**THE EXERCISE**
Give the number of lines that contain the string "name", and nothing else.
=== EXCERPTED RECORDS ===
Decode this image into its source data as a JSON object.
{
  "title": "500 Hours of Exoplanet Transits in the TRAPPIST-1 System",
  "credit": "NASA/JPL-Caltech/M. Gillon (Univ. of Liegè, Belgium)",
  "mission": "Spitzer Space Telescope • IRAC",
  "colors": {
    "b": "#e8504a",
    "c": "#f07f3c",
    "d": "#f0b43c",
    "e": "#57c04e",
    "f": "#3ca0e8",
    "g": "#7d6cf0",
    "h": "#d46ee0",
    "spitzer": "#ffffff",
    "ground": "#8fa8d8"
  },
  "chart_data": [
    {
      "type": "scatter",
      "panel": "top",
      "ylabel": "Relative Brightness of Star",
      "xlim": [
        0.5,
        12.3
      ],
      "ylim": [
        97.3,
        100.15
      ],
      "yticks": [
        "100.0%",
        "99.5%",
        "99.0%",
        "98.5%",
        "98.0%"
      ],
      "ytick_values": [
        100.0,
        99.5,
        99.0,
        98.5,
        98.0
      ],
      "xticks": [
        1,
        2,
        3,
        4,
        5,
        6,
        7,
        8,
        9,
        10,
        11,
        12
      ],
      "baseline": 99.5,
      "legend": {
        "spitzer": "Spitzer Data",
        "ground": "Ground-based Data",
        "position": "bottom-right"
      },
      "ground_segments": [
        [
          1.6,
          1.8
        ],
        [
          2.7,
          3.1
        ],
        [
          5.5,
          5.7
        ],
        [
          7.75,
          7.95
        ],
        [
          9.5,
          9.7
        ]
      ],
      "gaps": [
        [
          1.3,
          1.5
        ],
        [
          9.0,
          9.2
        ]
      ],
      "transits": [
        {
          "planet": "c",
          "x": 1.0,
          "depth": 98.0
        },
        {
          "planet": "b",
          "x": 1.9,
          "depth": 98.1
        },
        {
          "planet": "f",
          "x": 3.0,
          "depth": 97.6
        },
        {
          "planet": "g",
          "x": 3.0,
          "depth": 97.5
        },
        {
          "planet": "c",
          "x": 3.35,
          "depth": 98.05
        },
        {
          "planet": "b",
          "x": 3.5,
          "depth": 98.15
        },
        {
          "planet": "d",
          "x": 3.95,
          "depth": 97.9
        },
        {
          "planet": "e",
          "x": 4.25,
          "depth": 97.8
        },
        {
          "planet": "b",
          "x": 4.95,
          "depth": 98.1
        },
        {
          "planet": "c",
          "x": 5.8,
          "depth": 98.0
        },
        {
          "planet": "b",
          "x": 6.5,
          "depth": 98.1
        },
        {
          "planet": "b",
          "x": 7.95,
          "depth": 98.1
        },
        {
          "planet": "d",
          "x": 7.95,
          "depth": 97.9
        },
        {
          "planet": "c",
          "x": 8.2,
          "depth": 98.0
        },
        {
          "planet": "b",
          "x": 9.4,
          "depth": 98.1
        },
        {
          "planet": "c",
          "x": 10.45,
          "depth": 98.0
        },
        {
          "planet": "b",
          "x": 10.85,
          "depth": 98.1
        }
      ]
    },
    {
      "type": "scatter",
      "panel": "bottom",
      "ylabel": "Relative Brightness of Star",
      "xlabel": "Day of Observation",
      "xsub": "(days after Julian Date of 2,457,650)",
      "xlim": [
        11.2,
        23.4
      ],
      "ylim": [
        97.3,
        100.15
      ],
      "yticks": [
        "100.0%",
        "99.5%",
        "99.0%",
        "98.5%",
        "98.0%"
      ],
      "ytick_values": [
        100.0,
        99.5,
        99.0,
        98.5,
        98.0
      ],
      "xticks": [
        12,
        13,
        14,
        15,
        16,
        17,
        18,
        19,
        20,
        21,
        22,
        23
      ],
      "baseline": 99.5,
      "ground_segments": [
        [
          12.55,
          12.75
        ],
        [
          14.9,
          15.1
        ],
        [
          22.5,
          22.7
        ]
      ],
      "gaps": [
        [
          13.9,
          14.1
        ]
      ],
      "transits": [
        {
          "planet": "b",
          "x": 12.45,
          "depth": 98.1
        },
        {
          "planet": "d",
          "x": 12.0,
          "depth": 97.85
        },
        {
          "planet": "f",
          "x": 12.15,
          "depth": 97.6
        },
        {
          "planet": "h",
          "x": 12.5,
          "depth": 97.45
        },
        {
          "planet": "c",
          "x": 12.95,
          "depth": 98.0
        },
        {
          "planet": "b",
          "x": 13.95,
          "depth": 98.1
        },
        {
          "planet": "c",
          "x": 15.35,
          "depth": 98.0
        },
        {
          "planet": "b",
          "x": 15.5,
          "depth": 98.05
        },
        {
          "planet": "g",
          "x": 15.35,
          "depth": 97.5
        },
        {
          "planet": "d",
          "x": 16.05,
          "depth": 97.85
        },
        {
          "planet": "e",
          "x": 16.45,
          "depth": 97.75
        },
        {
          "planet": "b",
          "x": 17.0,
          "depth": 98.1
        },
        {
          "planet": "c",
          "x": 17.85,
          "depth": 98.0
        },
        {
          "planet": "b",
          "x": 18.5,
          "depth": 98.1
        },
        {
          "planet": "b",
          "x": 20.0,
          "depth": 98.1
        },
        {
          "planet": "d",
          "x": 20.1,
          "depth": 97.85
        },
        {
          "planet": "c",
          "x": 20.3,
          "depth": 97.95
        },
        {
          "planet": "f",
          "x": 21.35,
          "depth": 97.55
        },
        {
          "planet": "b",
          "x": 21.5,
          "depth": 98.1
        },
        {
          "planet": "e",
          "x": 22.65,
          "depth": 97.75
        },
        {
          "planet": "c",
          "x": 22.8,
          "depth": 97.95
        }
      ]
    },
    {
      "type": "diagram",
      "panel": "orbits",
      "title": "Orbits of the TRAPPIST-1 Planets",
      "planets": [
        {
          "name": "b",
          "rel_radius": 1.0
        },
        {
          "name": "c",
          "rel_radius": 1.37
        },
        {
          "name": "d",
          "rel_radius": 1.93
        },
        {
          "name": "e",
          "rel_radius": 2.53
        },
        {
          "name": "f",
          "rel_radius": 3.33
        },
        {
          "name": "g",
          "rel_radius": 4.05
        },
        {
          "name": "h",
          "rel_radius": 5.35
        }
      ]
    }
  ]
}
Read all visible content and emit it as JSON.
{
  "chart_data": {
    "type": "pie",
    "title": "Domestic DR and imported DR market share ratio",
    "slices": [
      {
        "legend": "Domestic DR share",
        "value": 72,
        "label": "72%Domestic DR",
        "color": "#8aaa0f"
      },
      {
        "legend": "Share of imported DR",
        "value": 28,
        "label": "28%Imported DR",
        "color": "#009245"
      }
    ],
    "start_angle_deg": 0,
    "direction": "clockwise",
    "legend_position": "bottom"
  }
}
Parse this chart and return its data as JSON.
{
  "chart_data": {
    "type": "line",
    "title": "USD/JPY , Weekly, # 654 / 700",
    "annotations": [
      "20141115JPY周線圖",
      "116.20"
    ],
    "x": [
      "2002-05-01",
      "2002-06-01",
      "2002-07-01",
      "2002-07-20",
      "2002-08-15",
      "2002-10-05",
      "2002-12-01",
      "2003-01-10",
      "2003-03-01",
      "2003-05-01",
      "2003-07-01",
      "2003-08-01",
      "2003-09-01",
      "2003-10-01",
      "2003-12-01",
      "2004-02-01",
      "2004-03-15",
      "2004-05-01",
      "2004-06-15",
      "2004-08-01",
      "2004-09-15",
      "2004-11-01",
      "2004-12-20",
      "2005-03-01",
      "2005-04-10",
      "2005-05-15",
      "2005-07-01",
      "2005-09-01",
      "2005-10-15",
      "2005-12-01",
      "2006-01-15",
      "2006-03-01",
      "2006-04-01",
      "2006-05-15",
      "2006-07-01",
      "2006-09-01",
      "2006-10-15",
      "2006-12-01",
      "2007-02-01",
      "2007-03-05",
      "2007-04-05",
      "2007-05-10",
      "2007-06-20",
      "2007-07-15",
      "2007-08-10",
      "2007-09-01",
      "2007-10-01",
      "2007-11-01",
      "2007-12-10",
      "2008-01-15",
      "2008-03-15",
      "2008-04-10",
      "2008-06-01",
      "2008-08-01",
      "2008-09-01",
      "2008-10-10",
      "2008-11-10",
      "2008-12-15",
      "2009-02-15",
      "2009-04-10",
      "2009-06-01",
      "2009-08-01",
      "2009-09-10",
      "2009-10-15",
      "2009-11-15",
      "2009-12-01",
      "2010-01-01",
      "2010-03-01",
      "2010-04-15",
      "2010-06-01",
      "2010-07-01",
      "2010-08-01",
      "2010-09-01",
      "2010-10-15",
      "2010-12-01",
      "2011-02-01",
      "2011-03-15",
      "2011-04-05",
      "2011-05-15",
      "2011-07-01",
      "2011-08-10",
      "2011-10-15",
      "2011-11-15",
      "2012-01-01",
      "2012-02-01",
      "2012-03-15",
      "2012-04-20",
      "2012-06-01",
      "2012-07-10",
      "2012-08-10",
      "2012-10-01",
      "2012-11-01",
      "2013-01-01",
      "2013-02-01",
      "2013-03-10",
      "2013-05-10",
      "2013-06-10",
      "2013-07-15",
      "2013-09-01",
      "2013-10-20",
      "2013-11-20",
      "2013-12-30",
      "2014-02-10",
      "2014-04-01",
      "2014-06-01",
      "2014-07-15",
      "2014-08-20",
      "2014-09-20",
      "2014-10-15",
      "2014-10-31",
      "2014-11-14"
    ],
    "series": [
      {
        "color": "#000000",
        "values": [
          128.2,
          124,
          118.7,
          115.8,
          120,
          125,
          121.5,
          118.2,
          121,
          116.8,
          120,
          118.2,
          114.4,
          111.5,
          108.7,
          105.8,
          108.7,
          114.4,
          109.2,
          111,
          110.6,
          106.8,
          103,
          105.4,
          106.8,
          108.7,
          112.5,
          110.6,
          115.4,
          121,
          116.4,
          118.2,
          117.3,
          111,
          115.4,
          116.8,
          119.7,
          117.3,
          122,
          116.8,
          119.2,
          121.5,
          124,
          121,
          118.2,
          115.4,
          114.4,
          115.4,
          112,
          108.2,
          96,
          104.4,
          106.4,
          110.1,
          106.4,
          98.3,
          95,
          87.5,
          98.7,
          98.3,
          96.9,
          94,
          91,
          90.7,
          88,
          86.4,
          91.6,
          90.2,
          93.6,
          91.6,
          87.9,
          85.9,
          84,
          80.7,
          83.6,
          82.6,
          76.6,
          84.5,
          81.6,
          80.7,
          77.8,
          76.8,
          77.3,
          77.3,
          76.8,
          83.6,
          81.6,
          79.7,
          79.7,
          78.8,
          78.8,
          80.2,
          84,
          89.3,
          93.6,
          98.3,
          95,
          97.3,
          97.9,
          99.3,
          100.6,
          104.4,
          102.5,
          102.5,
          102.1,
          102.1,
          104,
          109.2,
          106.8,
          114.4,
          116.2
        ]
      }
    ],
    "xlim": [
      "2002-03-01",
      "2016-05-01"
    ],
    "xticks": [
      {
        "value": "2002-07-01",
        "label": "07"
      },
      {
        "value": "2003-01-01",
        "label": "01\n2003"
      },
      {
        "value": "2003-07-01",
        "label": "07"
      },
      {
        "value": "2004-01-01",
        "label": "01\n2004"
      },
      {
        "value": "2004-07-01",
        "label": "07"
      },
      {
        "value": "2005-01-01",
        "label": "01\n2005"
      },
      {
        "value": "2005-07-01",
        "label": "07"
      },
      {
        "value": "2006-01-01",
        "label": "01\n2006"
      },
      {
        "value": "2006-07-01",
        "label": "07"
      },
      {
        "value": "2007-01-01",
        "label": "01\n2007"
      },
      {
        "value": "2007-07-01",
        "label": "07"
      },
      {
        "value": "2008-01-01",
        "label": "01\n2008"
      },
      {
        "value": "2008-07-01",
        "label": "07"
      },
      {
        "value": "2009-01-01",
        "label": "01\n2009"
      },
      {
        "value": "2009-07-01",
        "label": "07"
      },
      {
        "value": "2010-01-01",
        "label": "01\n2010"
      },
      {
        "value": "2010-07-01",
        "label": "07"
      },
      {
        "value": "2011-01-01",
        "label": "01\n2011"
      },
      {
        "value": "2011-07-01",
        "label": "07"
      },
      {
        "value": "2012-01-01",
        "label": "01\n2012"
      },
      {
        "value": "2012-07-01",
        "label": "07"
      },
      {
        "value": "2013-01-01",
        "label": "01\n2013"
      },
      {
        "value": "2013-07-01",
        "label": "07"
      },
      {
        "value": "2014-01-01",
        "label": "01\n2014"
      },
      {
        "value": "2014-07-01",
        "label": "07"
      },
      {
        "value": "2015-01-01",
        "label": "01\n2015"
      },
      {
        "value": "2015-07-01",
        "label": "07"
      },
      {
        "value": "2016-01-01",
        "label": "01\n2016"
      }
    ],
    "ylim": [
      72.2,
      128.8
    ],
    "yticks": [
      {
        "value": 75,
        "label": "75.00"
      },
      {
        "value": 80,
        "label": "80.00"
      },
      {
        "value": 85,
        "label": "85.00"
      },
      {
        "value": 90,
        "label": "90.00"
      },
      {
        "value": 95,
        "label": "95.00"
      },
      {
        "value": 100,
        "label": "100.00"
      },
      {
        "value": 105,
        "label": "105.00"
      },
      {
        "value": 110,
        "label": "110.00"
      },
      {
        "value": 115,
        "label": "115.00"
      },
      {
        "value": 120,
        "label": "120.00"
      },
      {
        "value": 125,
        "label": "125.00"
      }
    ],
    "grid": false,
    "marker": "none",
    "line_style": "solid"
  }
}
===
**OUTPUT OF THE TASK**
7